##### RAW RECORDS

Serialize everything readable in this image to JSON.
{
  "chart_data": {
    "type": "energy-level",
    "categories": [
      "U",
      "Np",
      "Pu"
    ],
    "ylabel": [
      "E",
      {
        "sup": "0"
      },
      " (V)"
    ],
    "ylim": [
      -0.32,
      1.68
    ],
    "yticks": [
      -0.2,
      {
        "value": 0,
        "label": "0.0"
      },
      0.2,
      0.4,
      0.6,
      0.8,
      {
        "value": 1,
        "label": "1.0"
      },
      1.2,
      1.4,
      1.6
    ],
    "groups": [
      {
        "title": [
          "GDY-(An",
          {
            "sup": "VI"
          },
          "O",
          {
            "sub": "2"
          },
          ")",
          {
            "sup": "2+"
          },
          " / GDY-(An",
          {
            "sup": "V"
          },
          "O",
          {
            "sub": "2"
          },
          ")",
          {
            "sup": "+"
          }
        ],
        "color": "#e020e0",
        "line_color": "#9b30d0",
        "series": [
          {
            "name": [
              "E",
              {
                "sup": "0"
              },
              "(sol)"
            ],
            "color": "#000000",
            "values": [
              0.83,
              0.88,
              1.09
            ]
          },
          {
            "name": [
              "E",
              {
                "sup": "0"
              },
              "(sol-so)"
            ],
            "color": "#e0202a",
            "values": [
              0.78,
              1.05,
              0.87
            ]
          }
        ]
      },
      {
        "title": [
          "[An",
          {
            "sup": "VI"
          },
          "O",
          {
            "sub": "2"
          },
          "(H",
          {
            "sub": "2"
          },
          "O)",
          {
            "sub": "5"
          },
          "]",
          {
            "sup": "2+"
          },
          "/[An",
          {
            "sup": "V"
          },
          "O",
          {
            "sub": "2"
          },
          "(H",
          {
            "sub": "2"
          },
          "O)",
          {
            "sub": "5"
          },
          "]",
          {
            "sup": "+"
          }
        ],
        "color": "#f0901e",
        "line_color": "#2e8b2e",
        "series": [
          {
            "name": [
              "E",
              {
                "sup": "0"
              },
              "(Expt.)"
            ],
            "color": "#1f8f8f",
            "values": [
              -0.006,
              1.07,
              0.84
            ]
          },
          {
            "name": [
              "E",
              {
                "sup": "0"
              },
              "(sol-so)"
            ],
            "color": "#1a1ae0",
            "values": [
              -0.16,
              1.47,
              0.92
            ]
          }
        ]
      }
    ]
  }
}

##########

▶ **DO THIS**: Each line of the listing should be copied exactly.

▶ **FULL OUTPUT**:
Serialize everything readable in this image to JSON.
{
  "chart_data": {
    "type": "energy-level",
    "categories": [
      "U",
      "Np",
      "Pu"
    ],
    "ylabel": [
      "E",
      {
        "sup": "0"
      },
      " (V)"
    ],
    "ylim": [
      -0.32,
      1.68
    ],
    "yticks": [
      -0.2,
      {
        "value": 0,
        "label": "0.0"
      },
      0.2,
      0.4,
      0.6,
      0.8,
      {
        "value": 1,
        "label": "1.0"
      },
      1.2,
      1.4,
      1.6
    ],
    "groups": [
      {
        "title": [
          "GDY-(An",
          {
            "sup": "VI"
          },
          "O",
          {
            "sub": "2"
          },
          ")",
          {
            "sup": "2+"
          },
          " / GDY-(An",
          {
            "sup": "V"
          },
          "O",
          {
            "sub": "2"
          },
          ")",
          {
            "sup": "+"
          }
        ],
        "color": "#e020e0",
        "line_color": "#9b30d0",
        "series": [
          {
            "name": [
              "E",
              {
                "sup": "0"
              },
              "(sol)"
            ],
            "color": "#000000",
            "values": [
              0.83,
              0.88,
              1.09
            ]
          },
          {
            "name": [
              "E",
              {
                "sup": "0"
              },
              "(sol-so)"
            ],
            "color": "#e0202a",
            "values": [
              0.78,
              1.05,
              0.87
            ]
          }
        ]
      },
      {
        "title": [
          "[An",
          {
            "sup": "VI"
          },
          "O",
          {
            "sub": "2"
          },
          "(H",
          {
            "sub": "2"
          },
          "O)",
          {
            "sub": "5"
          },
          "]",
          {
            "sup": "2+"
          },
          "/[An",
          {
            "sup": "V"
          },
          "O",
          {
            "sub": "2"
          },
          "(H",
          {
            "sub": "2"
          },
          "O)",
          {
            "sub": "5"
          },
          "]",
          {
            "sup": "+"
          }
        ],
        "color": "#f0901e",
        "line_color": "#2e8b2e",
        "series": [
          {
            "name": [
              "E",
              {
                "sup": "0"
              },
              "(Expt.)"
            ],
            "color": "#1f8f8f",
            "values": [
              -0.006,
              1.07,
              0.84
            ]
          },
          {
            "name": [
              "E",
              {
                "sup": "0"
              },
              "(sol-so)"
            ],
            "color": "#1a1ae0",
            "values": [
              -0.16,
              1.47,
              0.92
            ]
          }
        ]
      }
    ]
  }
}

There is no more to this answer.